■ PROVIDED RECORDS
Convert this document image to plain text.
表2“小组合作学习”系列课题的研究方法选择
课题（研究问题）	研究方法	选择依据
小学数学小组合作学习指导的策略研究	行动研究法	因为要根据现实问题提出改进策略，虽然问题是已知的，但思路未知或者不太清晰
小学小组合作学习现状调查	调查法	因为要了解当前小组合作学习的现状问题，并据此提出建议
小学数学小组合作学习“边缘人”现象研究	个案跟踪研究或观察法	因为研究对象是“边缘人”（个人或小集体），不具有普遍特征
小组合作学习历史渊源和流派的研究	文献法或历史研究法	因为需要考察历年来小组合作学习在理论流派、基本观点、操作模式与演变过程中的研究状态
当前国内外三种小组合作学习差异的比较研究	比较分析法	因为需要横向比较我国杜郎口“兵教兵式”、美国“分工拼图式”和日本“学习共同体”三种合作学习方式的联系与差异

■ REQUIREMENTS
Extract each line of the listing above, copying it word for word.

■ SOLUTION TO THE EXERCISE
Convert this document image to plain text.
表2“小组合作学习”系列课题的研究方法选择
课题（研究问题）	研究方法	选择依据
小学数学小组合作学习指导的策略研究	行动研究法	因为要根据现实问题提出改进策略，虽然问题是已知的，但思路未知或者不太清晰
小学小组合作学习现状调查	调查法	因为要了解当前小组合作学习的现状问题，并据此提出建议
小学数学小组合作学习“边缘人”现象研究	个案跟踪研究或观察法	因为研究对象是“边缘人”（个人或小集体），不具有普遍特征
小组合作学习历史渊源和流派的研究	文献法或历史研究法	因为需要考察历年来小组合作学习在理论流派、基本观点、操作模式与演变过程中的研究状态
当前国内外三种小组合作学习差异的比较研究	比较分析法	因为需要横向比较我国杜郎口“兵教兵式”、美国“分工拼图式”和日本“学习共同体”三种合作学习方式的联系与差异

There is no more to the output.